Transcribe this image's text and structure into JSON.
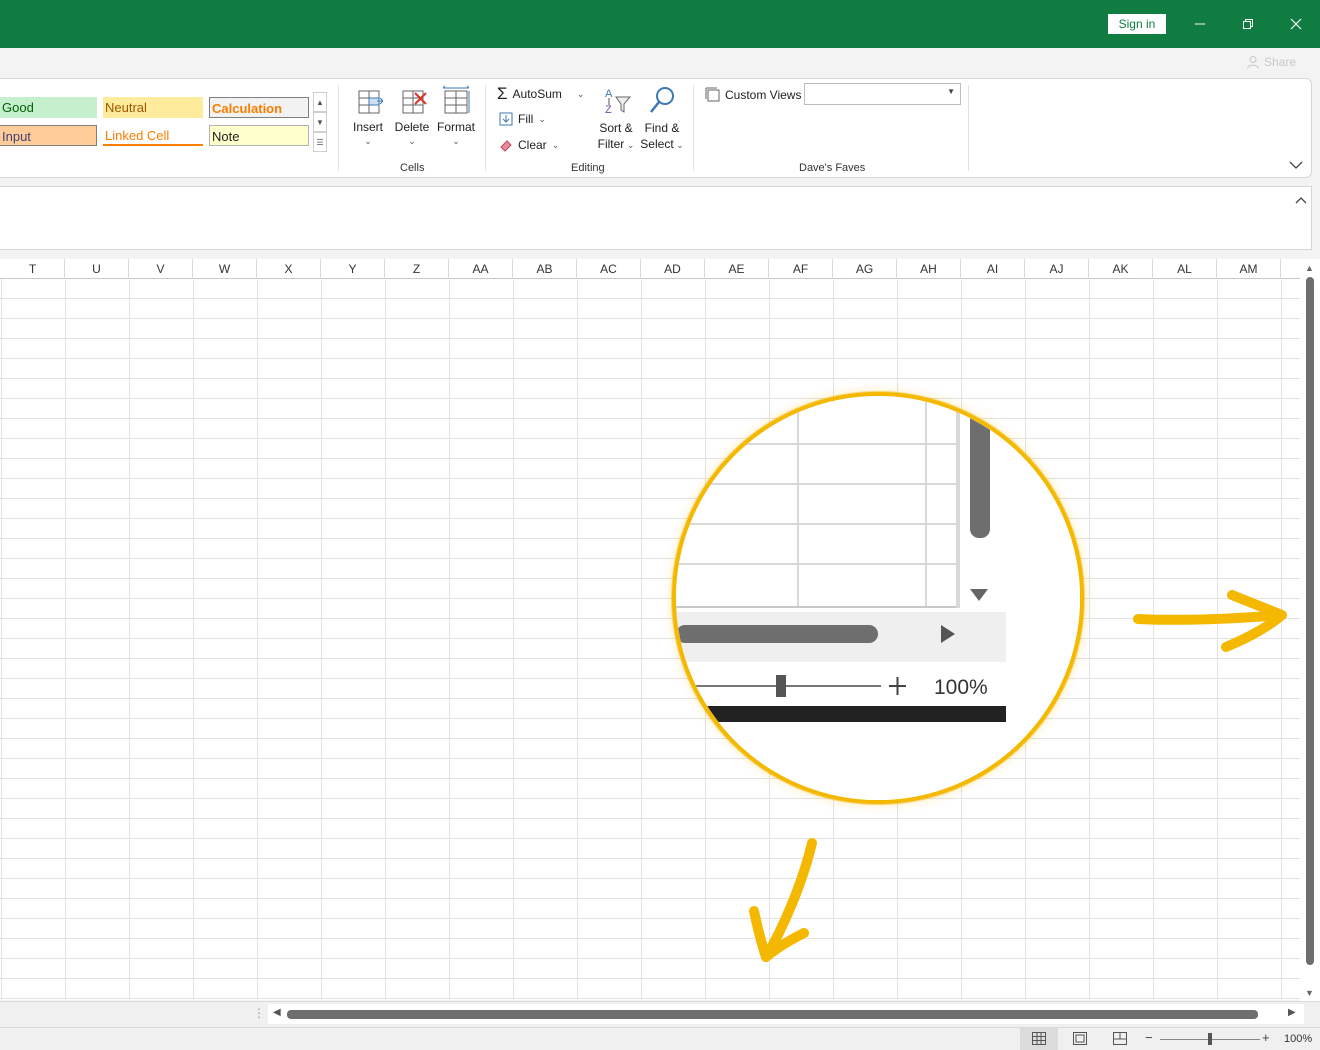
{
  "titlebar": {
    "sign_in_label": "Sign in",
    "minimize_icon": "minimize-icon",
    "restore_icon": "restore-icon",
    "close_icon": "close-icon",
    "share_label": "Share"
  },
  "ribbon": {
    "styles": {
      "good": "Good",
      "neutral": "Neutral",
      "calculation": "Calculation",
      "input": "Input",
      "linked_cell": "Linked Cell",
      "note": "Note"
    },
    "cells": {
      "label": "Cells",
      "insert": "Insert",
      "delete": "Delete",
      "format": "Format"
    },
    "editing": {
      "label": "Editing",
      "autosum": "AutoSum",
      "fill": "Fill",
      "clear": "Clear",
      "sort_filter_line1": "Sort &",
      "sort_filter_line2": "Filter",
      "find_select_line1": "Find &",
      "find_select_line2": "Select"
    },
    "daves_faves": {
      "label": "Dave's Faves",
      "custom_views": "Custom Views",
      "custom_views_value": ""
    }
  },
  "grid": {
    "columns": [
      "T",
      "U",
      "V",
      "W",
      "X",
      "Y",
      "Z",
      "AA",
      "AB",
      "AC",
      "AD",
      "AE",
      "AF",
      "AG",
      "AH",
      "AI",
      "AJ",
      "AK",
      "AL",
      "AM"
    ]
  },
  "statusbar": {
    "zoom_minus": "−",
    "zoom_plus": "+",
    "zoom_level": "100%",
    "zoom_fraction": 0.5
  },
  "annotation": {
    "magnified_zoom": "100%",
    "highlight_color": "#f5b800"
  },
  "colors": {
    "title_green": "#107c41",
    "good_fill": "#c6efce",
    "good_text": "#006100",
    "neutral_fill": "#ffeb9c",
    "neutral_text": "#9c5700",
    "calculation_fill": "#f2f2f2",
    "calculation_text": "#fa7d00",
    "input_fill": "#ffcc99",
    "input_text": "#3f3f76",
    "linked_text": "#fa7d00",
    "note_fill": "#ffffcc"
  }
}
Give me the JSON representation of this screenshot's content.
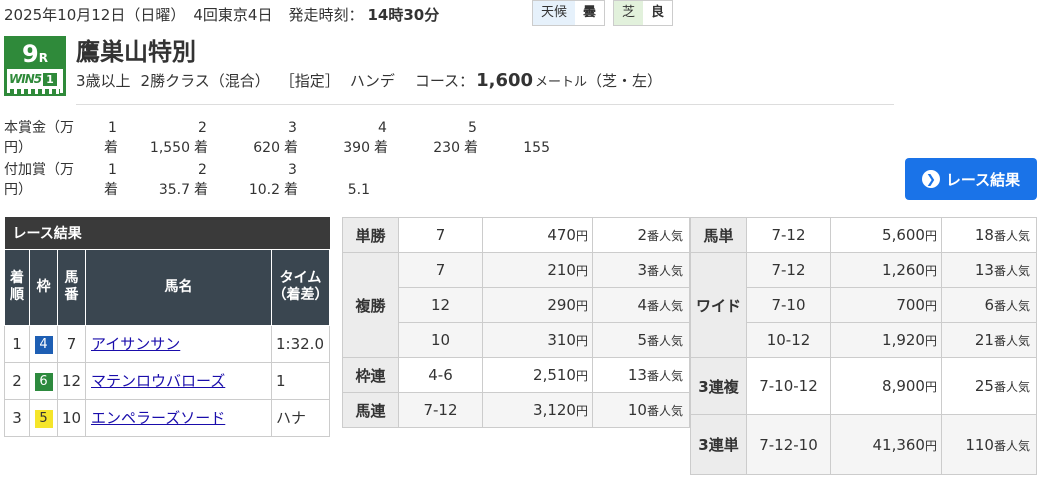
{
  "header": {
    "date": "2025年10月12日（日曜）",
    "meeting": "4回東京4日",
    "start_label": "発走時刻：",
    "start_time": "14時30分",
    "weather_label": "天候",
    "weather_value": "曇",
    "turf_label": "芝",
    "turf_value": "良"
  },
  "race": {
    "number": "9",
    "number_suffix": "R",
    "win5_text": "WIN5",
    "win5_leg": "1",
    "name": "鷹巣山特別",
    "age": "3歳以上",
    "class": "2勝クラス（混合）",
    "designation": "［指定］",
    "weight_rule": "ハンデ",
    "course_label": "コース：",
    "distance": "1,600",
    "distance_unit": "メートル",
    "surface": "（芝・左）"
  },
  "prize": {
    "main_label": "本賞金（万円）",
    "main": [
      {
        "place": "1",
        "suffix": "着",
        "amount": "1,550"
      },
      {
        "place": "2",
        "suffix": "着",
        "amount": "620"
      },
      {
        "place": "3",
        "suffix": "着",
        "amount": "390"
      },
      {
        "place": "4",
        "suffix": "着",
        "amount": "230"
      },
      {
        "place": "5",
        "suffix": "着",
        "amount": "155"
      }
    ],
    "extra_label": "付加賞（万円）",
    "extra": [
      {
        "place": "1",
        "suffix": "着",
        "amount": "35.7"
      },
      {
        "place": "2",
        "suffix": "着",
        "amount": "10.2"
      },
      {
        "place": "3",
        "suffix": "着",
        "amount": "5.1"
      }
    ]
  },
  "result_button": {
    "label": "レース結果"
  },
  "results": {
    "title": "レース結果",
    "headers": {
      "place": "着順",
      "waku": "枠",
      "num": "馬番",
      "name": "馬名",
      "time": "タイム（着差）"
    },
    "rows": [
      {
        "place": "1",
        "waku": "4",
        "waku_bg": "#1e5fb4",
        "waku_fg": "#ffffff",
        "num": "7",
        "name": "アイサンサン",
        "time": "1:32.0"
      },
      {
        "place": "2",
        "waku": "6",
        "waku_bg": "#2d8a3e",
        "waku_fg": "#ffffff",
        "num": "12",
        "name": "マテンロウバローズ",
        "time": "1"
      },
      {
        "place": "3",
        "waku": "5",
        "waku_bg": "#f5e52a",
        "waku_fg": "#333333",
        "num": "10",
        "name": "エンペラーズソード",
        "time": "ハナ"
      }
    ]
  },
  "payouts_left": {
    "yen": "円",
    "pop_suffix": "番人気",
    "tansho": {
      "label": "単勝",
      "rows": [
        {
          "combo": "7",
          "amount": "470",
          "pop": "2"
        }
      ]
    },
    "fukusho": {
      "label": "複勝",
      "rows": [
        {
          "combo": "7",
          "amount": "210",
          "pop": "3"
        },
        {
          "combo": "12",
          "amount": "290",
          "pop": "4"
        },
        {
          "combo": "10",
          "amount": "310",
          "pop": "5"
        }
      ]
    },
    "wakuren": {
      "label": "枠連",
      "rows": [
        {
          "combo": "4-6",
          "amount": "2,510",
          "pop": "13"
        }
      ]
    },
    "umaren": {
      "label": "馬連",
      "rows": [
        {
          "combo": "7-12",
          "amount": "3,120",
          "pop": "10"
        }
      ]
    }
  },
  "payouts_right": {
    "umatan": {
      "label": "馬単",
      "rows": [
        {
          "combo": "7-12",
          "amount": "5,600",
          "pop": "18"
        }
      ]
    },
    "wide": {
      "label": "ワイド",
      "rows": [
        {
          "combo": "7-12",
          "amount": "1,260",
          "pop": "13"
        },
        {
          "combo": "7-10",
          "amount": "700",
          "pop": "6"
        },
        {
          "combo": "10-12",
          "amount": "1,920",
          "pop": "21"
        }
      ]
    },
    "trio": {
      "label": "3連複",
      "rows": [
        {
          "combo": "7-10-12",
          "amount": "8,900",
          "pop": "25"
        }
      ]
    },
    "trifecta": {
      "label": "3連単",
      "rows": [
        {
          "combo": "7-12-10",
          "amount": "41,360",
          "pop": "110"
        }
      ]
    }
  }
}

_What to produce_
Every record above must be given again exactly; drop the pictures.

_Result for this task_
Transcribe this image's text and structure into JSON.
{
  "titlebar": {
    "sign_in_label": "Sign in",
    "minimize_icon": "minimize-icon",
    "restore_icon": "restore-icon",
    "close_icon": "close-icon",
    "share_label": "Share"
  },
  "ribbon": {
    "styles": {
      "good": "Good",
      "neutral": "Neutral",
      "calculation": "Calculation",
      "input": "Input",
      "linked_cell": "Linked Cell",
      "note": "Note"
    },
    "cells": {
      "label": "Cells",
      "insert": "Insert",
      "delete": "Delete",
      "format": "Format"
    },
    "editing": {
      "label": "Editing",
      "autosum": "AutoSum",
      "fill": "Fill",
      "clear": "Clear",
      "sort_filter_line1": "Sort &",
      "sort_filter_line2": "Filter",
      "find_select_line1": "Find &",
      "find_select_line2": "Select"
    },
    "daves_faves": {
      "label": "Dave's Faves",
      "custom_views": "Custom Views",
      "custom_views_value": ""
    }
  },
  "grid": {
    "columns": [
      "T",
      "U",
      "V",
      "W",
      "X",
      "Y",
      "Z",
      "AA",
      "AB",
      "AC",
      "AD",
      "AE",
      "AF",
      "AG",
      "AH",
      "AI",
      "AJ",
      "AK",
      "AL",
      "AM"
    ]
  },
  "statusbar": {
    "zoom_minus": "−",
    "zoom_plus": "+",
    "zoom_level": "100%",
    "zoom_fraction": 0.5
  },
  "annotation": {
    "magnified_zoom": "100%",
    "highlight_color": "#f5b800"
  },
  "colors": {
    "title_green": "#107c41",
    "good_fill": "#c6efce",
    "good_text": "#006100",
    "neutral_fill": "#ffeb9c",
    "neutral_text": "#9c5700",
    "calculation_fill": "#f2f2f2",
    "calculation_text": "#fa7d00",
    "input_fill": "#ffcc99",
    "input_text": "#3f3f76",
    "linked_text": "#fa7d00",
    "note_fill": "#ffffcc"
  }
}
Give me the JSON representation of this screenshot's content.
{
  "header": {
    "date": "2025年10月12日（日曜）",
    "meeting": "4回東京4日",
    "start_label": "発走時刻：",
    "start_time": "14時30分",
    "weather_label": "天候",
    "weather_value": "曇",
    "turf_label": "芝",
    "turf_value": "良"
  },
  "race": {
    "number": "9",
    "number_suffix": "R",
    "win5_text": "WIN5",
    "win5_leg": "1",
    "name": "鷹巣山特別",
    "age": "3歳以上",
    "class": "2勝クラス（混合）",
    "designation": "［指定］",
    "weight_rule": "ハンデ",
    "course_label": "コース：",
    "distance": "1,600",
    "distance_unit": "メートル",
    "surface": "（芝・左）"
  },
  "prize": {
    "main_label": "本賞金（万円）",
    "main": [
      {
        "place": "1",
        "suffix": "着",
        "amount": "1,550"
      },
      {
        "place": "2",
        "suffix": "着",
        "amount": "620"
      },
      {
        "place": "3",
        "suffix": "着",
        "amount": "390"
      },
      {
        "place": "4",
        "suffix": "着",
        "amount": "230"
      },
      {
        "place": "5",
        "suffix": "着",
        "amount": "155"
      }
    ],
    "extra_label": "付加賞（万円）",
    "extra": [
      {
        "place": "1",
        "suffix": "着",
        "amount": "35.7"
      },
      {
        "place": "2",
        "suffix": "着",
        "amount": "10.2"
      },
      {
        "place": "3",
        "suffix": "着",
        "amount": "5.1"
      }
    ]
  },
  "result_button": {
    "label": "レース結果"
  },
  "results": {
    "title": "レース結果",
    "headers": {
      "place": "着順",
      "waku": "枠",
      "num": "馬番",
      "name": "馬名",
      "time": "タイム（着差）"
    },
    "rows": [
      {
        "place": "1",
        "waku": "4",
        "waku_bg": "#1e5fb4",
        "waku_fg": "#ffffff",
        "num": "7",
        "name": "アイサンサン",
        "time": "1:32.0"
      },
      {
        "place": "2",
        "waku": "6",
        "waku_bg": "#2d8a3e",
        "waku_fg": "#ffffff",
        "num": "12",
        "name": "マテンロウバローズ",
        "time": "1"
      },
      {
        "place": "3",
        "waku": "5",
        "waku_bg": "#f5e52a",
        "waku_fg": "#333333",
        "num": "10",
        "name": "エンペラーズソード",
        "time": "ハナ"
      }
    ]
  },
  "payouts_left": {
    "yen": "円",
    "pop_suffix": "番人気",
    "tansho": {
      "label": "単勝",
      "rows": [
        {
          "combo": "7",
          "amount": "470",
          "pop": "2"
        }
      ]
    },
    "fukusho": {
      "label": "複勝",
      "rows": [
        {
          "combo": "7",
          "amount": "210",
          "pop": "3"
        },
        {
          "combo": "12",
          "amount": "290",
          "pop": "4"
        },
        {
          "combo": "10",
          "amount": "310",
          "pop": "5"
        }
      ]
    },
    "wakuren": {
      "label": "枠連",
      "rows": [
        {
          "combo": "4-6",
          "amount": "2,510",
          "pop": "13"
        }
      ]
    },
    "umaren": {
      "label": "馬連",
      "rows": [
        {
          "combo": "7-12",
          "amount": "3,120",
          "pop": "10"
        }
      ]
    }
  },
  "payouts_right": {
    "umatan": {
      "label": "馬単",
      "rows": [
        {
          "combo": "7-12",
          "amount": "5,600",
          "pop": "18"
        }
      ]
    },
    "wide": {
      "label": "ワイド",
      "rows": [
        {
          "combo": "7-12",
          "amount": "1,260",
          "pop": "13"
        },
        {
          "combo": "7-10",
          "amount": "700",
          "pop": "6"
        },
        {
          "combo": "10-12",
          "amount": "1,920",
          "pop": "21"
        }
      ]
    },
    "trio": {
      "label": "3連複",
      "rows": [
        {
          "combo": "7-10-12",
          "amount": "8,900",
          "pop": "25"
        }
      ]
    },
    "trifecta": {
      "label": "3連単",
      "rows": [
        {
          "combo": "7-12-10",
          "amount": "41,360",
          "pop": "110"
        }
      ]
    }
  }
}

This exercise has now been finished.